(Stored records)
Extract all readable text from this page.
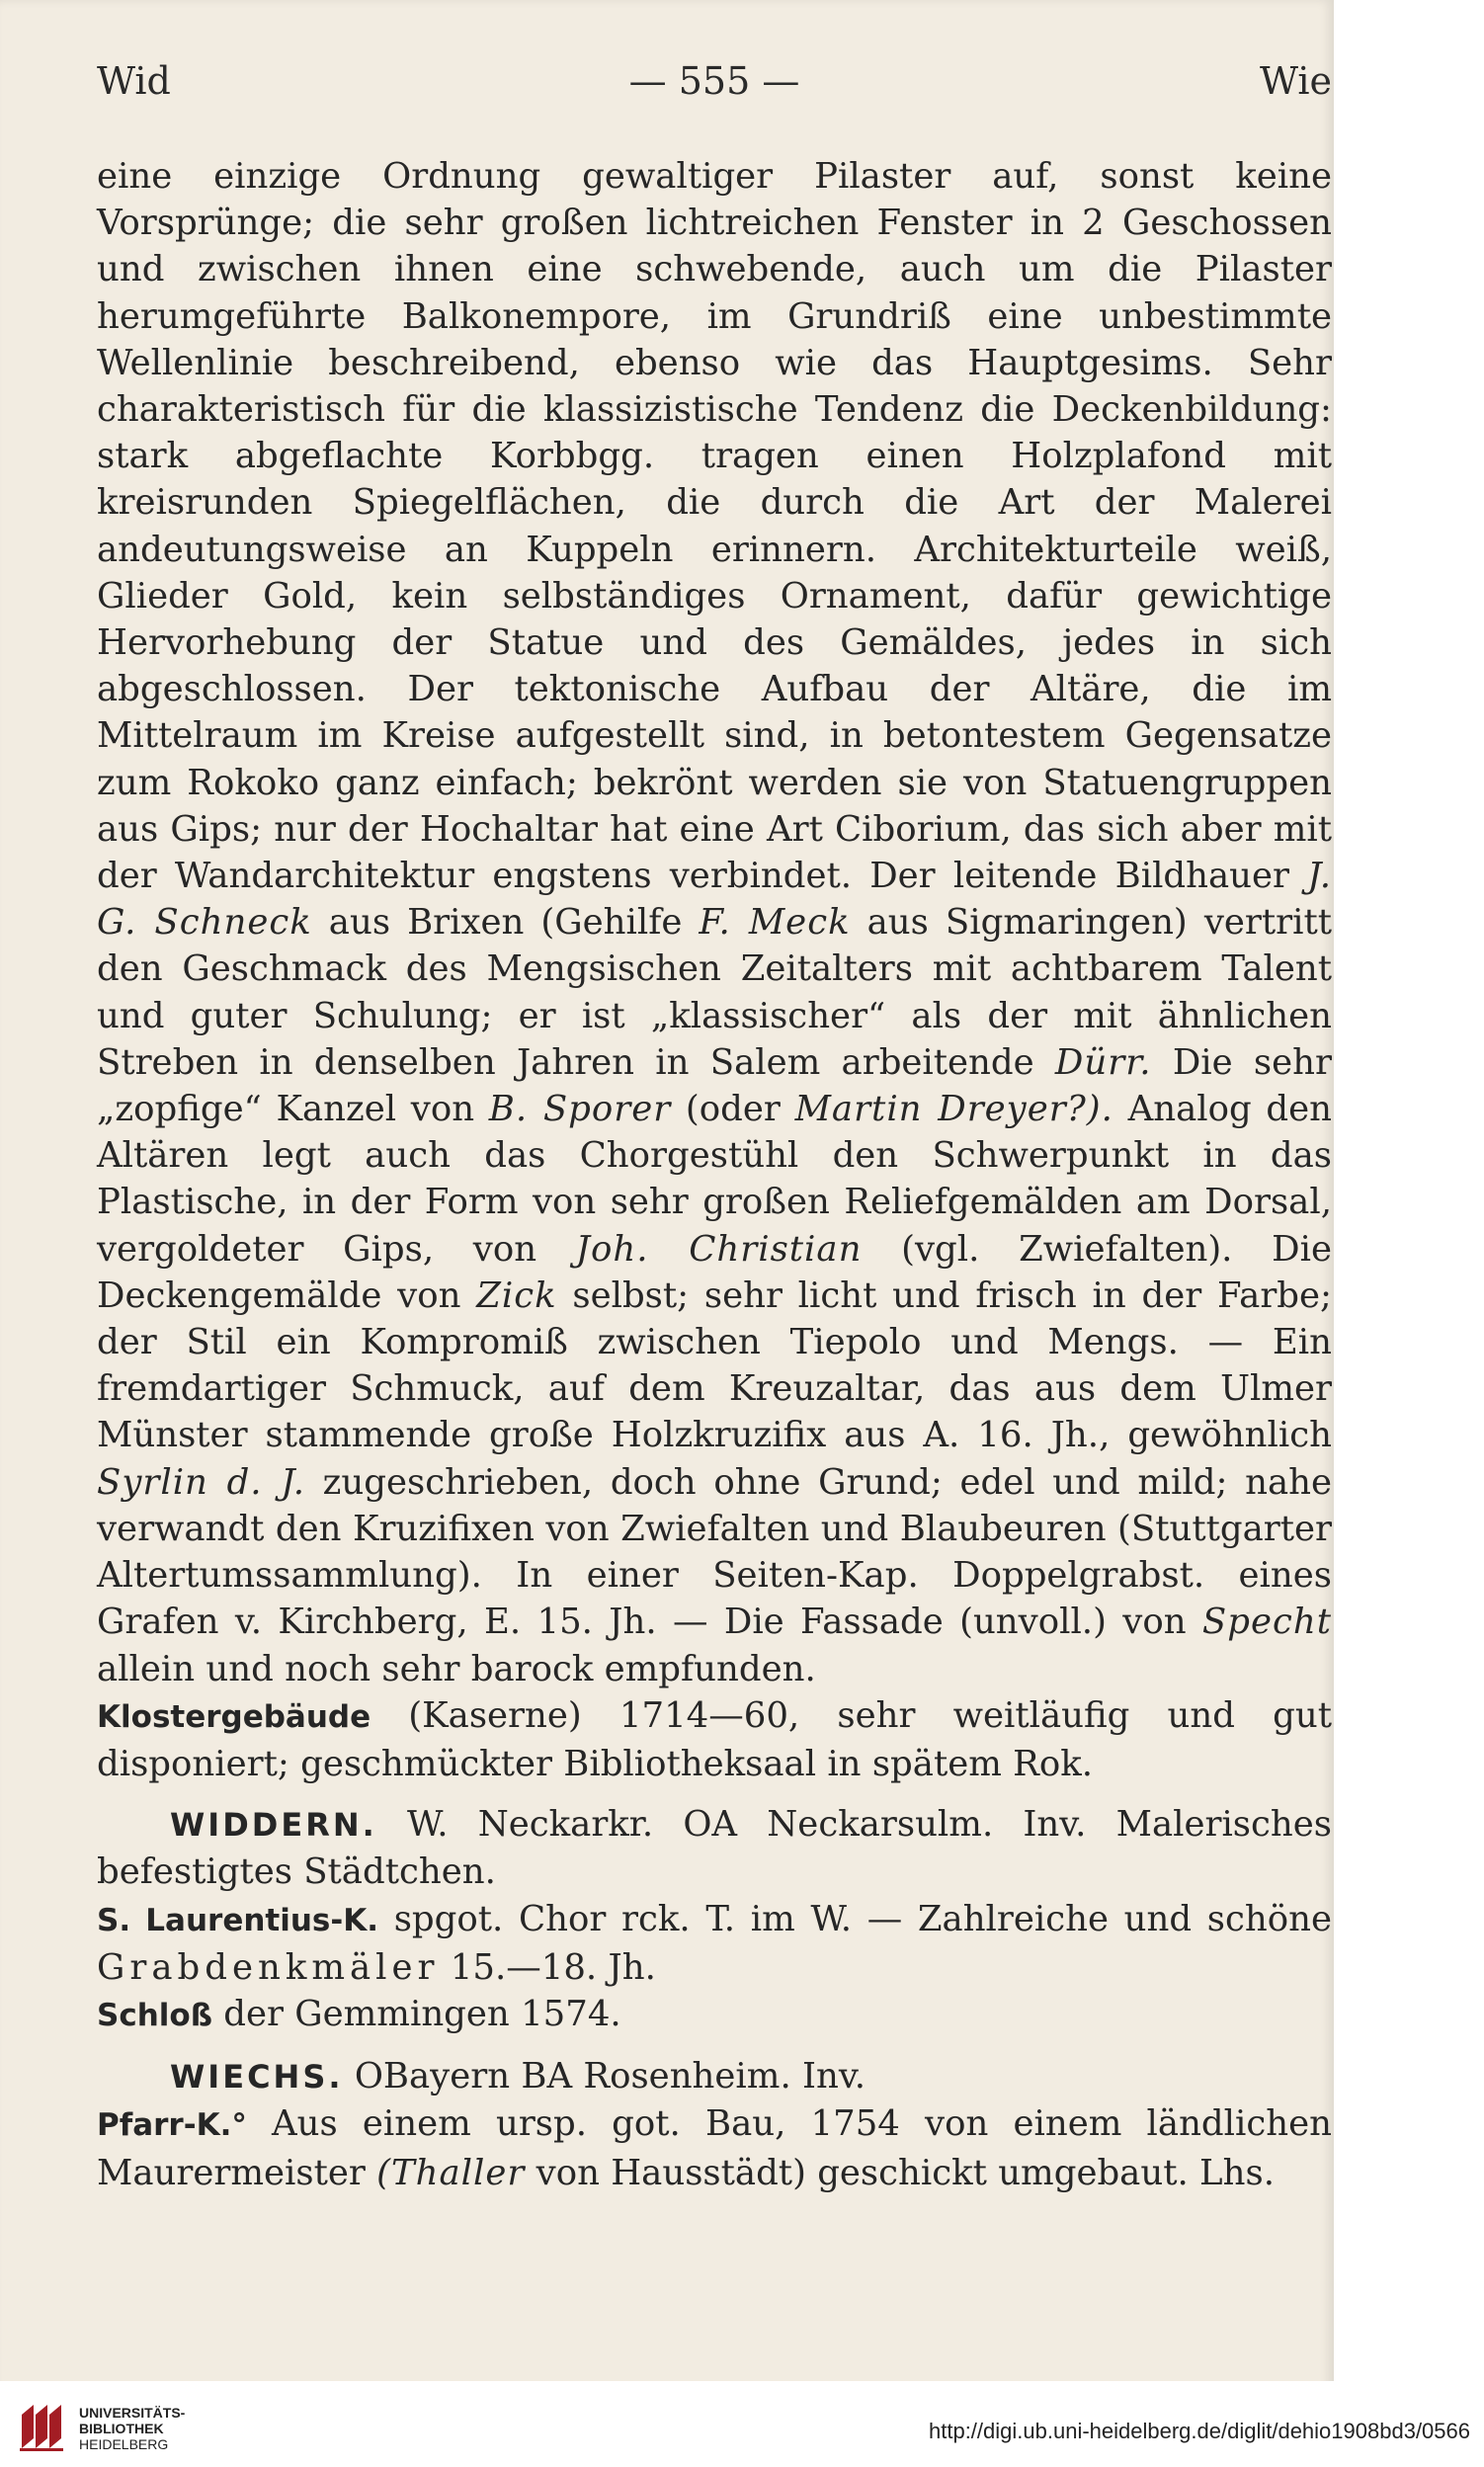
Wid	— 555 —	Wie

eine einzige Ordnung gewaltiger Pilaster auf, sonst keine Vorsprünge; die sehr großen lichtreichen Fenster in 2 Geschossen und zwischen ihnen eine schwebende, auch um die Pilaster herumgeführte Balkonempore, im Grundriß eine unbestimmte Wellenlinie beschreibend, ebenso wie das Hauptgesims. Sehr charakteristisch für die klassizistische Tendenz die Deckenbildung: stark abgeflachte Korbbgg. tragen einen Holzplafond mit kreisrunden Spiegelflächen, die durch die Art der Malerei andeutungsweise an Kuppeln erinnern. Architekturteile weiß, Glieder Gold, kein selbständiges Ornament, dafür gewichtige Hervorhebung der Statue und des Gemäldes, jedes in sich abgeschlossen. Der tektonische Aufbau der Altäre, die im Mittelraum im Kreise aufgestellt sind, in betontestem Gegensatze zum Rokoko ganz einfach; bekrönt werden sie von Statuengruppen aus Gips; nur der Hochaltar hat eine Art Ciborium, das sich aber mit der Wandarchitektur engstens verbindet. Der leitende Bildhauer J. G. Schneck aus Brixen (Gehilfe F. Meck aus Sigmaringen) vertritt den Geschmack des Mengsischen Zeitalters mit achtbarem Talent und guter Schulung; er ist „klassischer“ als der mit ähnlichen Streben in denselben Jahren in Salem arbeitende Dürr. Die sehr „zopfige“ Kanzel von B. Sporer (oder Martin Dreyer?). Analog den Altären legt auch das Chorgestühl den Schwerpunkt in das Plastische, in der Form von sehr großen Reliefgemälden am Dorsal, vergoldeter Gips, von Joh. Christian (vgl. Zwiefalten). Die Deckengemälde von Zick selbst; sehr licht und frisch in der Farbe; der Stil ein Kompromiß zwischen Tiepolo und Mengs. — Ein fremdartiger Schmuck, auf dem Kreuzaltar, das aus dem Ulmer Münster stammende große Holzkruzifix aus A. 16. Jh., gewöhnlich Syrlin d. J. zugeschrieben, doch ohne Grund; edel und mild; nahe verwandt den Kruzifixen von Zwiefalten und Blaubeuren (Stuttgarter Altertumssammlung). In einer Seiten-Kap. Doppelgrabst. eines Grafen v. Kirchberg, E. 15. Jh. — Die Fassade (unvoll.) von Specht allein und noch sehr barock empfunden.

Klostergebäude (Kaserne) 1714—60, sehr weitläufig und gut disponiert; geschmückter Bibliotheksaal in spätem Rok.

WIDDERN. W. Neckarkr. OA Neckarsulm. Inv. Malerisches befestigtes Städtchen.

S. Laurentius-K. spgot. Chor rck. T. im W. — Zahlreiche und schöne Grabdenkmäler 15.—18. Jh.

Schloß der Gemmingen 1574.

WIECHS. OBayern BA Rosenheim. Inv.

Pfarr-K.° Aus einem ursp. got. Bau, 1754 von einem ländlichen Maurermeister (Thaller von Hausstädt) geschickt umgebaut. Lhs.

UNIVERSITÄTS-
BIBLIOTHEK
HEIDELBERG
http://digi.ub.uni-heidelberg.de/diglit/dehio1908bd3/0566
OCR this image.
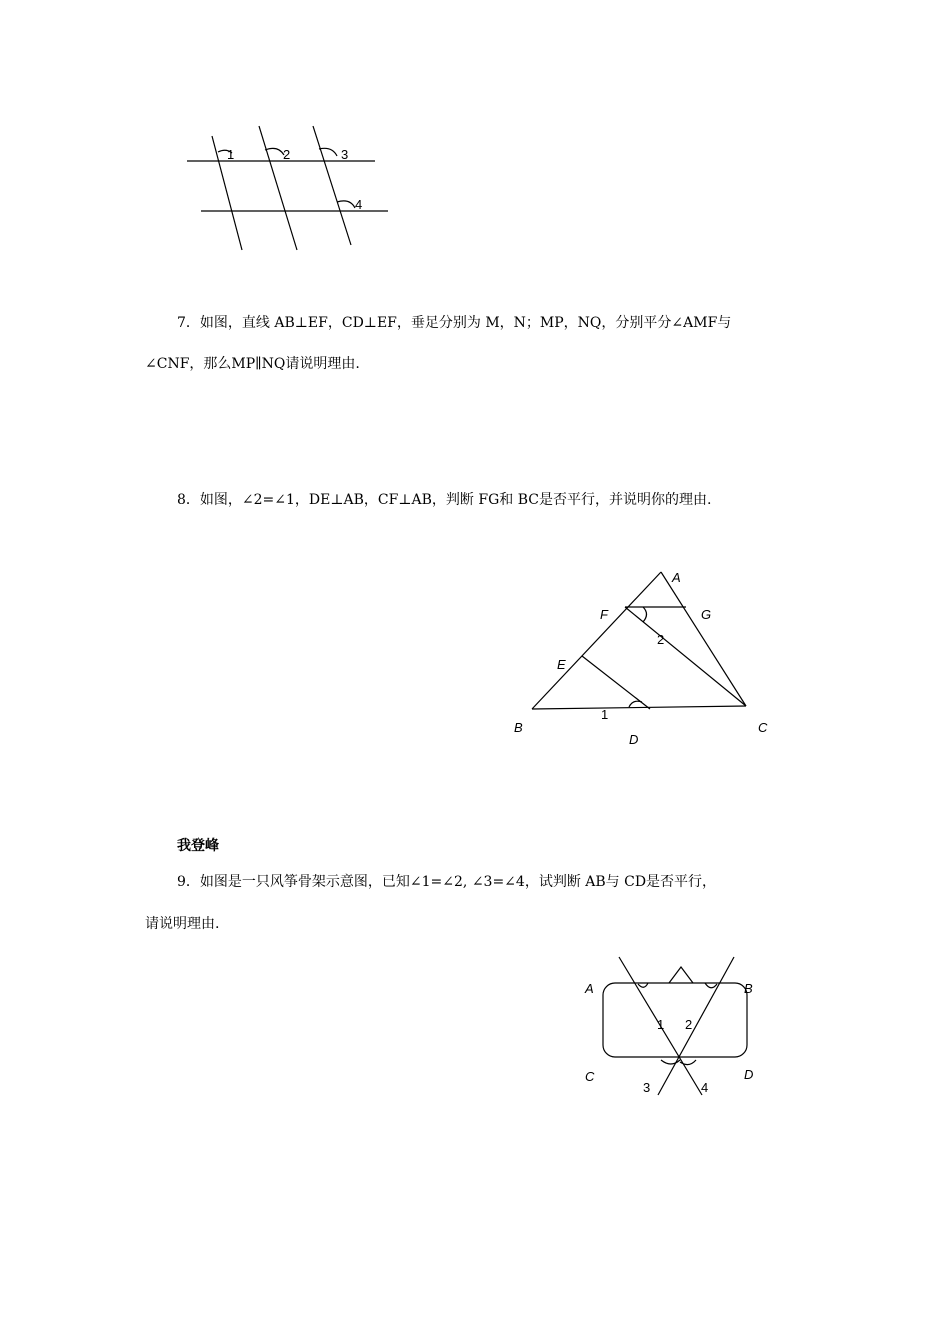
1	2	3
4
7．如图，直线 AB⊥EF，CD⊥EF，垂足分别为 M，N；MP，NQ，分别平分∠AMF与
∠CNF，那么MP∥NQ请说明理由.
8．如图，∠2=∠1，DE⊥AB，CF⊥AB，判断 FG和 BC是否平行，并说明你的理由.
A
F	G
E
2
1
B	C
D
我登峰
9．如图是一只风筝骨架示意图，已知∠1=∠2, ∠3=∠4，试判断 AB与 CD是否平行，
请说明理由.
A	B
1 2
C	D
3	4
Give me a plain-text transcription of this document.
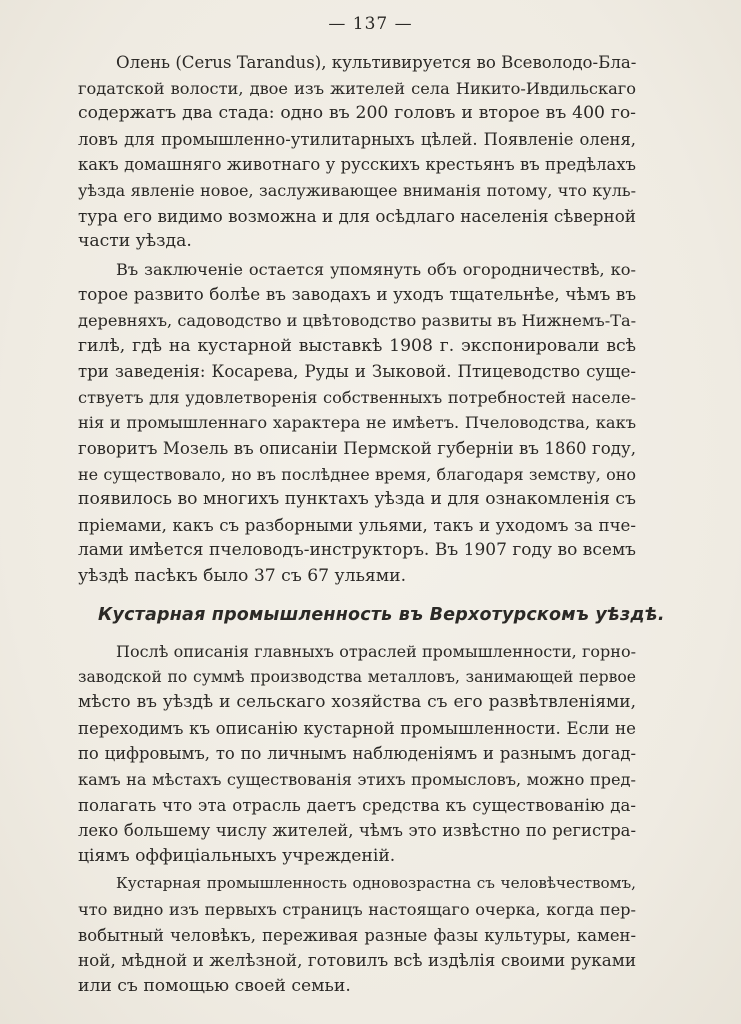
— 137 —
Олень (Cerus Tarandus), культивируется во Всеволодо-Бла-
годатской волости, двое изъ жителей села Никито-Ивдильскаго
содержатъ два стада: одно въ 200 головъ и второе въ 400 го-
ловъ для промышленно-утилитарныхъ цѣлей. Появленіе оленя,
какъ домашняго животнаго у русскихъ крестьянъ въ предѣлахъ
уѣзда явленіе новое, заслуживающее вниманія потому, что куль-
тура его видимо возможна и для осѣдлаго населенія сѣверной
части уѣзда.
Въ заключеніе остается упомянуть объ огородничествѣ, ко-
торое развито болѣе въ заводахъ и уходъ тщательнѣе, чѣмъ въ
деревняхъ, садоводство и цвѣтоводство развиты въ Нижнемъ-Та-
гилѣ, гдѣ на кустарной выставкѣ 1908 г. экспонировали всѣ
три заведенія: Косарева, Руды и Зыковой. Птицеводство суще-
ствуетъ для удовлетворенія собственныхъ потребностей населе-
нія и промышленнаго характера не имѣетъ. Пчеловодства, какъ
говоритъ Мозель въ описаніи Пермской губерніи въ 1860 году,
не существовало, но въ послѣднее время, благодаря земству, оно
появилось во многихъ пунктахъ уѣзда и для ознакомленія съ
пріемами, какъ съ разборными ульями, такъ и уходомъ за пче-
лами имѣется пчеловодъ-инструкторъ. Въ 1907 году во всемъ
уѣздѣ пасѣкъ было 37 съ 67 ульями.
Кустарная промышленность въ Верхотурскомъ уѣздѣ.
Послѣ описанія главныхъ отраслей промышленности, горно-
заводской по суммѣ производства металловъ, занимающей первое
мѣсто въ уѣздѣ и сельскаго хозяйства съ его развѣтвленіями,
переходимъ къ описанію кустарной промышленности. Если не
по цифровымъ, то по личнымъ наблюденіямъ и разнымъ догад-
камъ на мѣстахъ существованія этихъ промысловъ, можно пред-
полагать что эта отрасль даетъ средства къ существованію да-
леко большему числу жителей, чѣмъ это извѣстно по регистра-
ціямъ оффиціальныхъ учрежденій.
Кустарная промышленность одновозрастна съ человѣчествомъ,
что видно изъ первыхъ страницъ настоящаго очерка, когда пер-
вобытный человѣкъ, переживая разные фазы культуры, камен-
ной, мѣдной и желѣзной, готовилъ всѣ издѣлія своими руками
или съ помощью своей семьи.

*EXERCISE DIRECTIONS*. Copy out every line of the data that includes "какъ".

*TASK ANSWER*.
какъ домашняго животнаго у русскихъ крестьянъ въ предѣлахъ
нія и промышленнаго характера не имѣетъ. Пчеловодства, какъ
пріемами, какъ съ разборными ульями, такъ и уходомъ за пче-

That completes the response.